** START OF EXCERPTED TEXT **

I'm kind of sick of this graph. It's nonsense, it's manufactured. It has some absurd data in it: it makes the assertion that men are more likely to be attracted to a girl that's 12 than one that's 23, which should be enough to make anyone question the data. As its source, it cites a 1995 study by Hall et al, "Sexual arousal and arousability to pedophilic stimuli in a community sample of normal men." But that data doesn't appear in that paper. (It's an interesting paper, but it deals more with whether men can consciously suppress physical arousal.)

** END OF EXCERPTED TEXT **
** START OF GIVEN DATA **

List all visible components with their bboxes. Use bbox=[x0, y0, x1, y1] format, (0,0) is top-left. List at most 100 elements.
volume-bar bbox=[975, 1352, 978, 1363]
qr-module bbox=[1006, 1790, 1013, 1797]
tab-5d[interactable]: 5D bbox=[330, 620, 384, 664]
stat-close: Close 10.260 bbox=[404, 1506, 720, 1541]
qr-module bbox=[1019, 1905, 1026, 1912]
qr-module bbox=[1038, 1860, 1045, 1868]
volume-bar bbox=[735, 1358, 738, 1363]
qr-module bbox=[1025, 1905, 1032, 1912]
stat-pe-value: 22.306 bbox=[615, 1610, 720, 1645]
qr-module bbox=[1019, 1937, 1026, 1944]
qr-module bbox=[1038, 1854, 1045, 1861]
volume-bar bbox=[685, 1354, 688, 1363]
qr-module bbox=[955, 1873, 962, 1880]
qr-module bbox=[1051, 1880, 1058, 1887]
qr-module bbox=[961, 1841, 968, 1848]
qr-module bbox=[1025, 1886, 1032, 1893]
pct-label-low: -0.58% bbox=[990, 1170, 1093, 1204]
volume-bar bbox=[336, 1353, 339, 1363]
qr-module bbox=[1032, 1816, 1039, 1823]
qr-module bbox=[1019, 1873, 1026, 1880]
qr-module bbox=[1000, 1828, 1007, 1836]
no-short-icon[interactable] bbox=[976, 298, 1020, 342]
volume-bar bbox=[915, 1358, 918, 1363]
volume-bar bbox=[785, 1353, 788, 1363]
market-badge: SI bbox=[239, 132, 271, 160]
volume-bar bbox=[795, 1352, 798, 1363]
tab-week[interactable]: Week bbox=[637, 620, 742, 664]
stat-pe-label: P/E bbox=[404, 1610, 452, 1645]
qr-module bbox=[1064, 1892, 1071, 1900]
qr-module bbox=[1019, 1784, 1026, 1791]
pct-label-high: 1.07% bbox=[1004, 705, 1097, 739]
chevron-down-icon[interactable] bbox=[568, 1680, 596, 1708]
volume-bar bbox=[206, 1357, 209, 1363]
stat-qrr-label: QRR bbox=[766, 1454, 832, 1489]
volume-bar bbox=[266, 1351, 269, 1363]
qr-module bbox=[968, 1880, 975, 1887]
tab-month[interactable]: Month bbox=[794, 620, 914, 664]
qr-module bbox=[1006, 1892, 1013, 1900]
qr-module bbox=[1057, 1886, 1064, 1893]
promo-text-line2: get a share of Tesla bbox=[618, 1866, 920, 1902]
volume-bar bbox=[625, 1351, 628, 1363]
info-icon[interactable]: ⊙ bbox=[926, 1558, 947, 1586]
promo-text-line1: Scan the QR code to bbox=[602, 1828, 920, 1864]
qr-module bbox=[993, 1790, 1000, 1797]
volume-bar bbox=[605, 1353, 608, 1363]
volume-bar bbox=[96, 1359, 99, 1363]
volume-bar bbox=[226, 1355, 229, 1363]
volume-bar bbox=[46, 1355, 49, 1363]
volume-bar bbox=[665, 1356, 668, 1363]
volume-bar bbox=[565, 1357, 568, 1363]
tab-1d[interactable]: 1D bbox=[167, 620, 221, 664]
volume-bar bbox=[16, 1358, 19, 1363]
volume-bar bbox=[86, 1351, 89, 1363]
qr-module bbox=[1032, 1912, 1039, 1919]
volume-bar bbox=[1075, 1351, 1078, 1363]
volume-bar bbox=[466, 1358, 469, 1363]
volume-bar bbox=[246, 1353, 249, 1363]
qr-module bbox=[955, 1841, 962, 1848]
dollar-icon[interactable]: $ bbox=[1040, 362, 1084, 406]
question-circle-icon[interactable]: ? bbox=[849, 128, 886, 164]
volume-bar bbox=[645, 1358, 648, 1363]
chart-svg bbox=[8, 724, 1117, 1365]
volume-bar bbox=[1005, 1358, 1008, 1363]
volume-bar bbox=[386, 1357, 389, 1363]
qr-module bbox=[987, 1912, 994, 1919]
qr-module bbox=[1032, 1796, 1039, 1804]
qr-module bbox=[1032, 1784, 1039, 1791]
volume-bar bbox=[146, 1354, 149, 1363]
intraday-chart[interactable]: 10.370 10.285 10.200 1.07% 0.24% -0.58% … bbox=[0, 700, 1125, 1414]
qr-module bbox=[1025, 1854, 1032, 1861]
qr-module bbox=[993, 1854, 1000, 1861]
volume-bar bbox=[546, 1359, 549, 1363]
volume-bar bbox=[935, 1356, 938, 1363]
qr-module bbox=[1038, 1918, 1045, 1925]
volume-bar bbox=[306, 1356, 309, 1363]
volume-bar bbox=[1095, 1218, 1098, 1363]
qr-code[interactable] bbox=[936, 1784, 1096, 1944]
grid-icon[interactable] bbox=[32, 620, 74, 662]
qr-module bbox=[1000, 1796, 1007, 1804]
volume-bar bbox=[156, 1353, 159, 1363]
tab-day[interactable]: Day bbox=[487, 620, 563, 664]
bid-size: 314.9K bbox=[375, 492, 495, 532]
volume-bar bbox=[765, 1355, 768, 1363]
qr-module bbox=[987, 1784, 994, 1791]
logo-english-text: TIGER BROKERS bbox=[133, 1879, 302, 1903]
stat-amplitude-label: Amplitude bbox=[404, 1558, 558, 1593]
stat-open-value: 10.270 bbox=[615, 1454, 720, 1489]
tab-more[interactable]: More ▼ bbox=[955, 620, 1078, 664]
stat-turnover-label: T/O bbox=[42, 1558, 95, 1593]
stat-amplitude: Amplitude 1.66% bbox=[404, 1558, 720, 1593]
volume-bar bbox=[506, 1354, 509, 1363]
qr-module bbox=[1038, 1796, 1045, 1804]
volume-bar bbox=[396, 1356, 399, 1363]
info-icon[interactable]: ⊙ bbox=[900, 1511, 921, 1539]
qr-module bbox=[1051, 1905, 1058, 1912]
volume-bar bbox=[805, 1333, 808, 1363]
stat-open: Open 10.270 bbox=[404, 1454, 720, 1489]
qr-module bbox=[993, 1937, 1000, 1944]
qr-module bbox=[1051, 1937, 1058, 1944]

** END OF GIVEN DATA **

▶ **WRITTEN PROBLEM 1**: Rewrite the records from their first line up to and including the line with "qr-module bbox=[1019, 1937, 1026, 1944]", putting "volume-column" wherever "volume-bar" appears and leaving everything else the same.
▶ **WRITTEN PROBLEM 2**: Carry on the critique of the graph and its cited 1995 study from the point where it stops.
The text and the records have nothing to do with each other.

▶ **WRITTEN REPLY 1**:
List all visible components with their bboxes. Use bbox=[x0, y0, x1, y1] format, (0,0) is top-left. List at most 100 elements.
volume-column bbox=[975, 1352, 978, 1363]
qr-module bbox=[1006, 1790, 1013, 1797]
tab-5d[interactable]: 5D bbox=[330, 620, 384, 664]
stat-close: Close 10.260 bbox=[404, 1506, 720, 1541]
qr-module bbox=[1019, 1905, 1026, 1912]
qr-module bbox=[1038, 1860, 1045, 1868]
volume-column bbox=[735, 1358, 738, 1363]
qr-module bbox=[1025, 1905, 1032, 1912]
stat-pe-value: 22.306 bbox=[615, 1610, 720, 1645]
qr-module bbox=[1019, 1937, 1026, 1944]

▶ **WRITTEN REPLY 2**:
It's bandied about by the type of person that says "roastie" unironically, and it's probably safe to assume that's where it came from. (Sorry your divorce went so poorly, dude.) You can notice that it presents a peak from 13-18 and a drop-off around the time they describe as "the wall": after 25, the chart presents a precipitous fall and according to the chart, by the time a woman's 27, fewer than half of all men will find her attractive. That is, the data in the chart lines up perfectly with their talking points, and it doesn't resemble anything in the paper. Lately, I've seen it pushed around by the creepy pedo crowd to justify something or another (you people are unreadable), and then recently by someone on Spinster whose point was "All men are pedophiles! HERE'S A CHART!" (Sorry your divorce went so poorly, ma'am.) The chart gets shoved around the internet by people that think it'll bolster their point, and then either tacitly accepted by people they're arguing with or both of them are playing the same game and they didn't even look at the chart before responding with an infographic or an ad hominem or something.

The gullibility is mind-boggling. How does this happen?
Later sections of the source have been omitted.